記事
二月の星のうえ

テイルズが好きです。ほぼネタバレに配慮していない個人的な感想です。

【TOZX#18】ゼスティリア ザ クロス と ベルセリアの交差点。メーヴィンが語ったこと(アニメ19話感想)

2/12に放送されたテイルズ オブ ゼスティリア ザ クロス #18「商談」にて、ベルセリアの内容に触れるシーンがありました。
不意打ちもいいとこでしたがとても嬉しかったです。ようやくクロスした!

ですが我々の知っているベルセリアの歴史とかなり違った解釈がなされていたため、細かく確認していきたいと思います。 

なお、ゲーム版ゼスティリア・ベルセリアのエンディングまでのネタバレが含まれているので未プレイの方はご注意ください。

エピソード18(19話)は、スレイがローランス帝国皇帝ドラン(アニメオリジナルキャラで、ゲームでは先代皇帝・故人ということになっている)と会うところからスタート。
そして初っ端からいろいろ衝撃的な設定が明かされます。

■ローランス皇家と語り部
・ドランは、穢れを見ることは出来ないが、穢れのことは知っていると発言。

データセットに収められたレコード

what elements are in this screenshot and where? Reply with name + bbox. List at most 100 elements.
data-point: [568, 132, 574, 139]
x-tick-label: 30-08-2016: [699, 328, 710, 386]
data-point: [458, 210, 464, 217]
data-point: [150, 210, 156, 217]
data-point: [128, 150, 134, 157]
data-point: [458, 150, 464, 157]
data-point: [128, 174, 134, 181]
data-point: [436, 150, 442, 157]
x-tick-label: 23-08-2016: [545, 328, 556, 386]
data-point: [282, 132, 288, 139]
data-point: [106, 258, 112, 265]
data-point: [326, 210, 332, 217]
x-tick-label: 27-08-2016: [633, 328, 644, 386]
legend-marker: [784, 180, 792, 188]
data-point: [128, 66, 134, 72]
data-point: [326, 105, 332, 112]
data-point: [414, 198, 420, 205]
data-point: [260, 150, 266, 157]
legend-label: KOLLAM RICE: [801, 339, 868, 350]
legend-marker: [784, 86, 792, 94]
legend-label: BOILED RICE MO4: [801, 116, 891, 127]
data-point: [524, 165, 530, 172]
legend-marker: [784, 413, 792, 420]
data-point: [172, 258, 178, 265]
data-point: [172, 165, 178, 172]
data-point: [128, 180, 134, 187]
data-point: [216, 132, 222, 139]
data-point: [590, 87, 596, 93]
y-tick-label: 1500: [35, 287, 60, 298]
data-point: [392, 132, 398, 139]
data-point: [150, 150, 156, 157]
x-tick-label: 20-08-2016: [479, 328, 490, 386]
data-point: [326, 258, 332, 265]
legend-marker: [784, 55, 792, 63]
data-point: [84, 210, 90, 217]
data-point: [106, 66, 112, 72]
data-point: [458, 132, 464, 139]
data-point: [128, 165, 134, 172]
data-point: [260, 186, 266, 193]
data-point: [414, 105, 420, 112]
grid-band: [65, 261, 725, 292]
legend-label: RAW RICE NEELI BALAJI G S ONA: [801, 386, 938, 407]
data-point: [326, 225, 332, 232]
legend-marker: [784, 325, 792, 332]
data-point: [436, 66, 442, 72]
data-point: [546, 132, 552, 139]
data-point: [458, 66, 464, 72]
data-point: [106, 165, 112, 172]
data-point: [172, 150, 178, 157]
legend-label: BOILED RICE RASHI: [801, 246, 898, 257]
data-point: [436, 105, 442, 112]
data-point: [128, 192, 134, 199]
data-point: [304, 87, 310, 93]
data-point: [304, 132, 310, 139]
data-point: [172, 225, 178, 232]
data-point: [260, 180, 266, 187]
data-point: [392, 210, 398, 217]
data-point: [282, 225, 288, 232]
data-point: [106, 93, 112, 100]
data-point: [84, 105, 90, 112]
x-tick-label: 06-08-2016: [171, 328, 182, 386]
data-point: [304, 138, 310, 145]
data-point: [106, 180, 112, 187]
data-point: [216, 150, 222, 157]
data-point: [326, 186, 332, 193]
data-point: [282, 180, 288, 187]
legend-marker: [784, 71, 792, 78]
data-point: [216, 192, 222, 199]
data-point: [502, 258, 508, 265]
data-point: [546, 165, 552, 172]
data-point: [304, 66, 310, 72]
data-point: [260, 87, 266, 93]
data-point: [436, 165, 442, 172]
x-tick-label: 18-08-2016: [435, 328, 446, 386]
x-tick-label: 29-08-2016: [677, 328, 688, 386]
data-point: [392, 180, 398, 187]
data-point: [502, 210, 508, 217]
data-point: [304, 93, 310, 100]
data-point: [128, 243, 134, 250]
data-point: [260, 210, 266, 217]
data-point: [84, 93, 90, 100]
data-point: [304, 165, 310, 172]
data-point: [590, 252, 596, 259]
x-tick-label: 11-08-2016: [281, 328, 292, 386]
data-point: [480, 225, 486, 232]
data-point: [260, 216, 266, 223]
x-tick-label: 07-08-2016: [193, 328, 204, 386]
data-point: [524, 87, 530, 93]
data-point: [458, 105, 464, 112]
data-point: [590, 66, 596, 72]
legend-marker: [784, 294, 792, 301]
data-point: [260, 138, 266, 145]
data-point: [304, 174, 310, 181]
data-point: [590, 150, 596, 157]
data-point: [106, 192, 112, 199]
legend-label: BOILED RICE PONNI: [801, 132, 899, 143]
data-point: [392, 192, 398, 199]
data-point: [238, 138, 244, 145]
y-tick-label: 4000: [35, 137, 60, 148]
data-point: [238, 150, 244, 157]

課題一覧
- A) レコードから文字列"BOILED"を含む行をすべて選び出し、書き写す。大文字と小文字は区別する。
- B) ゼスティリア ザ クロス19話の感想記事を、最後の文の後から引き継いで書き進める。

課題別の解答
- A)
legend-label: BOILED RICE MO4: [801, 116, 891, 127]
legend-label: BOILED RICE RASHI: [801, 246, 898, 257]
legend-label: BOILED RICE PONNI: [801, 132, 899, 143]

- B)
・ローランス皇家は古くから、皇家にのみ伝わる伝承を守り受け継いでおり、穢れの存在を認識していた。
・穢れのことを伝えたのは「語り部」である。「メーヴィン」とは、「語り部」の一種の称号のようなもの。【ここでマギルゥとビエンフーの姿が映し出される】
・メーヴィンはいにしえから存在し、自らにかけた誓約を破ることで、ローランス皇家に世界の秘密を伝えた。 

■世界の秘密とは
・数千年前のこと。世界から穢れをなくすため、すべてのものから感情を奪おうとした者がいた。【ここでアルトリウスの姿】
・穢れは人の感情から生まれるが、人の目には映らない。
・ある日、彼の者(かのもの)によってある儀式が行われ、人から感情が失われ、世界から穢れが消失した。
・しかし、たった一人、ベルベット・クラウだけは感情を奪われなかった。【ここでベルベットの姿】
・ベルベットが抱いた彼の者への憎しみが、災厄の始まりを生んだといわれている。 

アニメではこのあとなぜかペンドラゴで死んでいるドラゴンを浄化したりしてまた謎が深まってしまった笑のですが、まずは前半パートのベルセリアに関する部分を一つずつ確認していきます。
ゼスティリア側へのなぜ?的なつっこみはとりあえず省略しています。

 

■ローランス帝国についての歴史。

Z:1000年前
(B:ゲーム本編)
災禍の顕主と導師の抗争が勃発。
大陸暦が改められ、グリンウッド暦元年となる。
後に、パーシバル王によって、導師や対魔士に関する情報が公式の記録から抹消される。
Z:600年前
(B:400年後)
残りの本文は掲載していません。